Problem to work on
Count how many lines in this material contain "suku". The answer is that number alone.

Data to process
— start —

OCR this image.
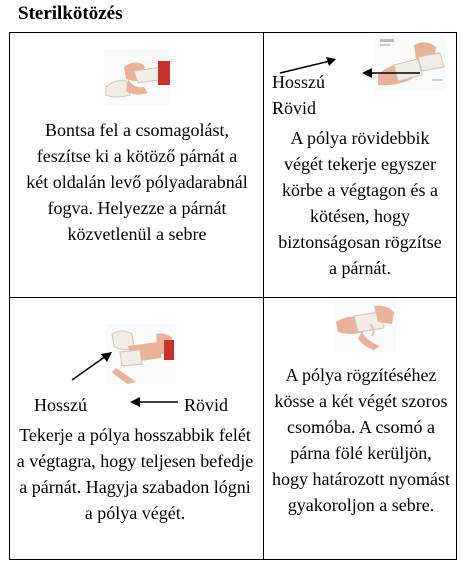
Sterilkötözés
Bontsa fel a csomagolást, feszítse ki a kötöző párnát a két oldalán levő pólyadarabnál fogva. Helyezze a párnát közvetlenül a sebre
Hosszú
Rövid
A pólya rövidebbik végét tekerje egyszer körbe a végtagon és a kötésen, hogy biztonságosan rögzítse a párnát.
Hosszú	Rövid
Tekerje a pólya hosszabbik felét a végtagra, hogy teljesen befedje a párnát. Hagyja szabadon lógni a pólya végét.
A pólya rögzítéséhez kösse a két végét szoros csomóba. A csomó a párna fölé kerüljön, hogy határozott nyomást gyakoroljon a sebre.
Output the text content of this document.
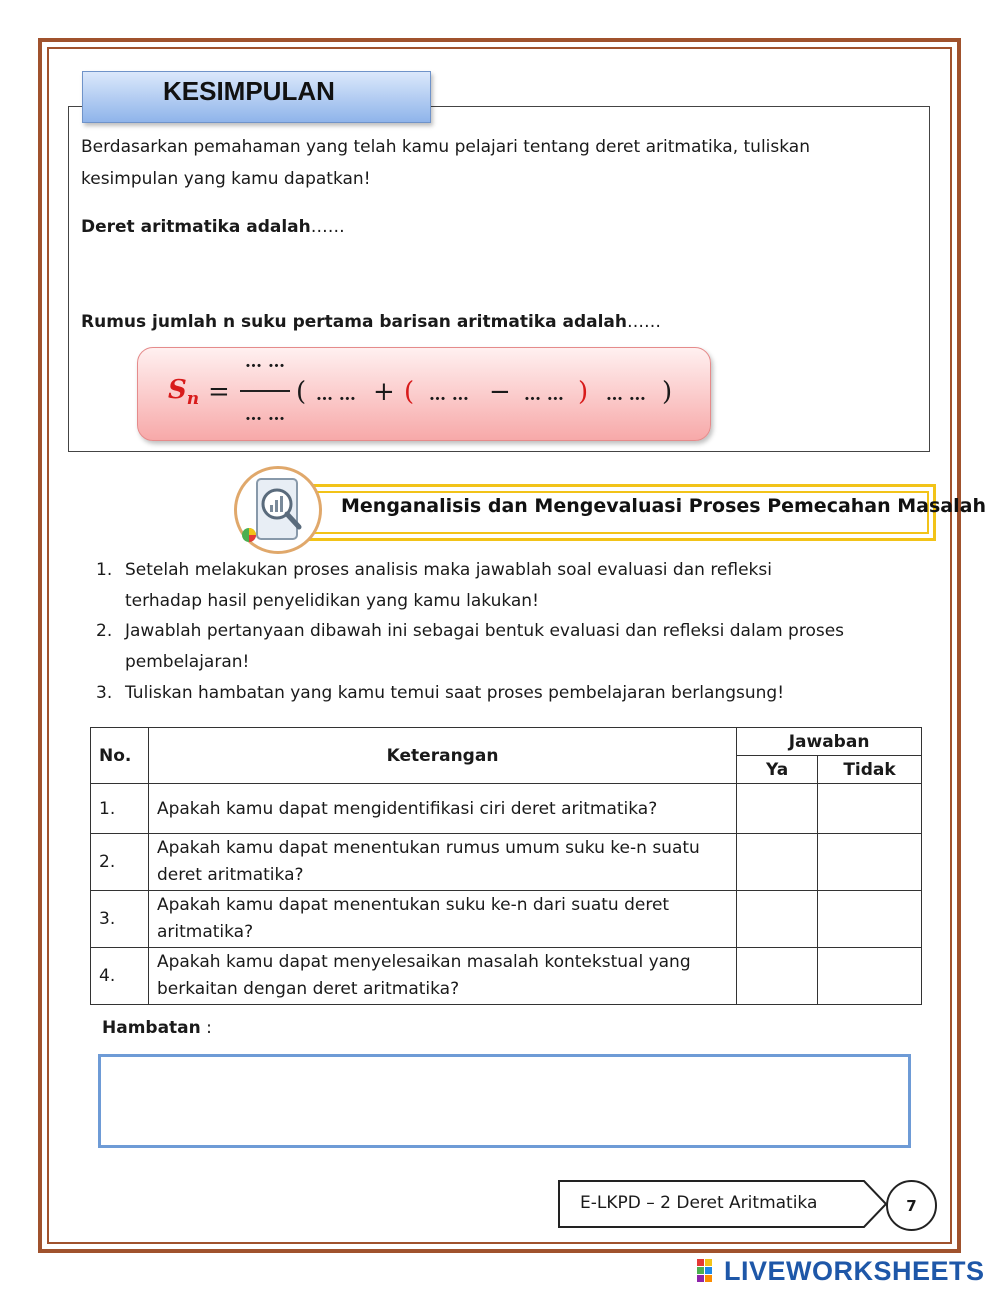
KESIMPULAN
Berdasarkan pemahaman yang telah kamu pelajari tentang deret aritmatika, tuliskan
kesimpulan yang kamu dapatkan!
Deret aritmatika adalah……
Rumus jumlah n suku pertama barisan aritmatika adalah……
$S_n$ =
… …
… …
( … … + ( … … − … … ) … … )
Menganalisis dan Mengevaluasi Proses Pemecahan Masalah
1. Setelah melakukan proses analisis maka jawablah soal evaluasi dan refleksi
terhadap hasil penyelidikan yang kamu lakukan!
2. Jawablah pertanyaan dibawah ini sebagai bentuk evaluasi dan refleksi dalam proses
pembelajaran!
3. Tuliskan hambatan yang kamu temui saat proses pembelajaran berlangsung!
No.	Keterangan	Jawaban	
		Ya	Tidak
1.	Apakah kamu dapat mengidentifikasi ciri deret aritmatika?		

2.	Apakah kamu dapat menentukan rumus umum suku ke-n suatu
deret aritmatika?		

3.	Apakah kamu dapat menentukan suku ke-n dari suatu deret
aritmatika?		

4.	Apakah kamu dapat menyelesaikan masalah kontekstual yang
berkaitan dengan deret aritmatika?		

Hambatan :
E-LKPD – 2 Deret Aritmatika	7
LIVEWORKSHEETS
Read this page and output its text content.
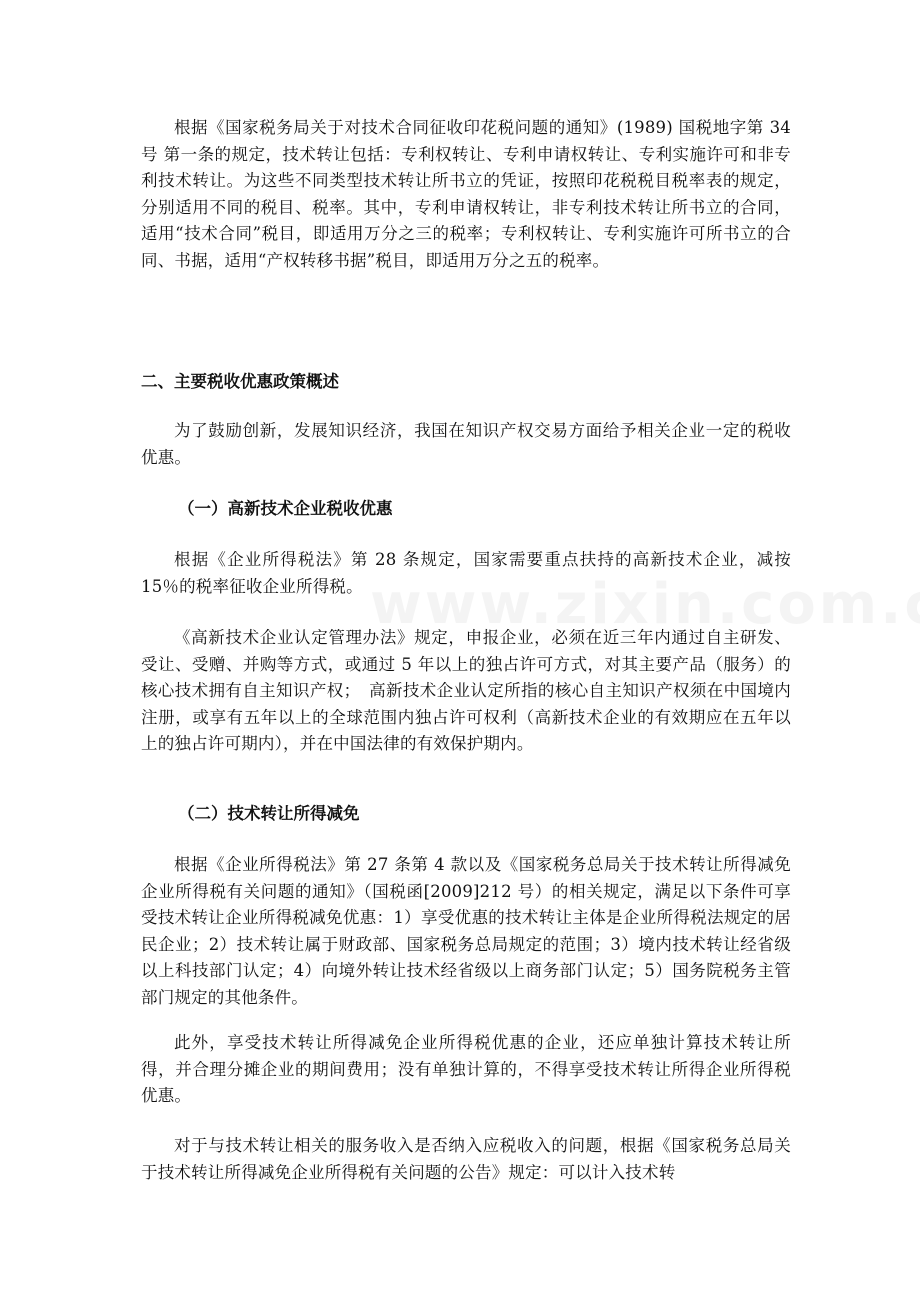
根据《国家税务局关于对技术合同征收印花税问题的通知》(1989) 国税地字第 34 号 第一条的规定，技术转让包括：专利权转让、专利申请权转让、专利实施许可和非专利技术转让。为这些不同类型技术转让所书立的凭证，按照印花税税目税率表的规定，分别适用不同的税目、税率。其中，专利申请权转让，非专利技术转让所书立的合同，适用“技术合同”税目，即适用万分之三的税率；专利权转让、专利实施许可所书立的合同、书据，适用“产权转移书据”税目，即适用万分之五的税率。

二、主要税收优惠政策概述

为了鼓励创新，发展知识经济，我国在知识产权交易方面给予相关企业一定的税收优惠。

（一）高新技术企业税收优惠

根据《企业所得税法》第 28 条规定，国家需要重点扶持的高新技术企业，减按 15％的税率征收企业所得税。

《高新技术企业认定管理办法》规定，申报企业，必须在近三年内通过自主研发、受让、受赠、并购等方式，或通过 5 年以上的独占许可方式，对其主要产品（服务）的核心技术拥有自主知识产权；　高新技术企业认定所指的核心自主知识产权须在中国境内注册，或享有五年以上的全球范围内独占许可权利（高新技术企业的有效期应在五年以上的独占许可期内），并在中国法律的有效保护期内。

（二）技术转让所得减免

根据《企业所得税法》第 27 条第 4 款以及《国家税务总局关于技术转让所得减免企业所得税有关问题的通知》（国税函[2009]212 号）的相关规定，满足以下条件可享受技术转让企业所得税减免优惠：1）享受优惠的技术转让主体是企业所得税法规定的居民企业；2）技术转让属于财政部、国家税务总局规定的范围；3）境内技术转让经省级以上科技部门认定；4）向境外转让技术经省级以上商务部门认定；5）国务院税务主管部门规定的其他条件。

此外，享受技术转让所得减免企业所得税优惠的企业，还应单独计算技术转让所得，并合理分摊企业的期间费用；没有单独计算的，不得享受技术转让所得企业所得税优惠。

对于与技术转让相关的服务收入是否纳入应税收入的问题，根据《国家税务总局关于技术转让所得减免企业所得税有关问题的公告》规定：可以计入技术转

— end —

Problem solution
3